═══ PASSAGE SHOWN ═══

Research

Nonlinear wave-wave interaction in deep water

For weakly nonlinear waves, nonlinear interaction appears with quadratic nonlinearities in shallow water, and cubic nonlinearities in deep-water. Such nonlinearities are responsible, for example, for the amplitude-dependent change in wave celerity found by Stokes in the mid 19th century. Since work by Phillips and others, the role of nonlinear resonant and near-resonant interactions has become appreciated as a major contributor to the dynamics of ocean surface waves.

In linear theory, waves pass through one another unchanged due to the principle of superposition. Once weak nonlinearities are taken into account, each wave is coupled with the other waves present in the sea. Thus, the frequency of a short wave may be appreciably changed by the presence of long waves (the short waves "surf on top of" the longer waves). The same principle can be shown for spectra of waves [2], where frequencies higher than the spectral peak frequency are most effected by a type of generalized Stokes' correction.

═══

REQUIRED WORK
1 - In the passage on nonlinear wave-wave interaction, what type of nonlinearity appears for weakly nonlinear waves in deep water?
2 - Decide whether each statement agrees with the passage on nonlinear wave-wave interaction. For each, answer yes or no and quote the words of the passage that decide it.
(a) Under linear theory, waves pass through one another without change.
(b) Stokes found the amplitude-dependent change in wave celerity in the early 20th century.
(c) Quadratic nonlinearities appear for weakly nonlinear waves in deep water.
3 - Extend the passage on nonlinear wave-wave interaction in deep water with a few more sentences that pick up after its final sentence.

═══ GIVEN INFORMATION ═══

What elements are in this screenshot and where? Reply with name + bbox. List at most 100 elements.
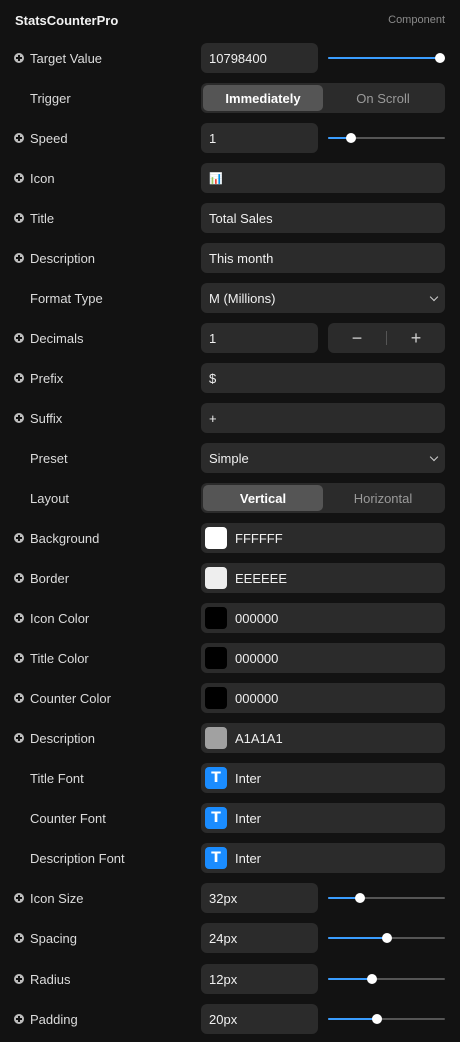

═══

ANSWERS PER TASK
1 - Cubic nonlinearities.

2 -
(a) Yes: "In linear theory, waves pass through one another unchanged due to the principle of superposition."
(b) No: "found by Stokes in the mid 19th century"
(c) No: "quadratic nonlinearities in shallow water, and cubic nonlinearities in deep-water"

3 -
In deep water, the phenomena associated with cubic nonlinear interaction are captured by the Zakharov equation, from which the nonlinear Schrodinger equation can be derived in the limit of narrow-bandwidth. We have used this Zakharov equation formulation extensively in studying nonlinear waves, and likewise explore stochastic analogues which govern averaged properties, like the energy distribution of the sea-states. In particular, going beyond the paradigm of Hasselmann's kinetic equation, we are interested in the effect of statistical inhomogeneity [4], as well as fast evolution of homogeneous sea-states [2]. A review of some recent developments, in both deep and shallow-water recently appeared in [1].

  1. R. Stuhlmeier, T. Vrecica, and Y. Toledo, Nonlinear wave interaction in coastal and open seas - deterministic and stochastic theory, in Nonlinear Water Waves (D. Henry et al (Eds.), Springer, 2019
  2. D. Andrade, R. Stuhlmeier, and M. Stiassnie, On the generalized kinetic equation for surface gravity waves, blow-up and its restraint, Fluids, 4 (2019), 2.
  3. R. Stuhlmeier and M. Stiassnie, Nonlinear dispersion for ocean surface waves, Journal of Fluid Mechanics, 859 (2019), 49-58.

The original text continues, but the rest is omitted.